# [Data records]
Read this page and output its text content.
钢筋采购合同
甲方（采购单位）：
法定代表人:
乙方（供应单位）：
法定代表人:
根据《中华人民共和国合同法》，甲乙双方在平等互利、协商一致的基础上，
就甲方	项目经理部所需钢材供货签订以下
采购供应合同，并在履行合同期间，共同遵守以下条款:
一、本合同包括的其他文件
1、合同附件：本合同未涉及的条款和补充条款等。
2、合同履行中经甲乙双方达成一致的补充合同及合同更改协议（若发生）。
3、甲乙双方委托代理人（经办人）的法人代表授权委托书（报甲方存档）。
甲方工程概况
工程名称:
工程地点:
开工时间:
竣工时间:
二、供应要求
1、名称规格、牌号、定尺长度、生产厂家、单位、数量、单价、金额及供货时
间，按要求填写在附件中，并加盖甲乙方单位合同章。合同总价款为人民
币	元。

# [Stated task]
Repeat each of the entries above precisely as given.

# [Full response]
Read this page and output its text content.
钢筋采购合同
甲方（采购单位）：
法定代表人:
乙方（供应单位）：
法定代表人:
根据《中华人民共和国合同法》，甲乙双方在平等互利、协商一致的基础上，
就甲方	项目经理部所需钢材供货签订以下
采购供应合同，并在履行合同期间，共同遵守以下条款:
一、本合同包括的其他文件
1、合同附件：本合同未涉及的条款和补充条款等。
2、合同履行中经甲乙双方达成一致的补充合同及合同更改协议（若发生）。
3、甲乙双方委托代理人（经办人）的法人代表授权委托书（报甲方存档）。
甲方工程概况
工程名称:
工程地点:
开工时间:
竣工时间:
二、供应要求
1、名称规格、牌号、定尺长度、生产厂家、单位、数量、单价、金额及供货时
间，按要求填写在附件中，并加盖甲乙方单位合同章。合同总价款为人民
币	元。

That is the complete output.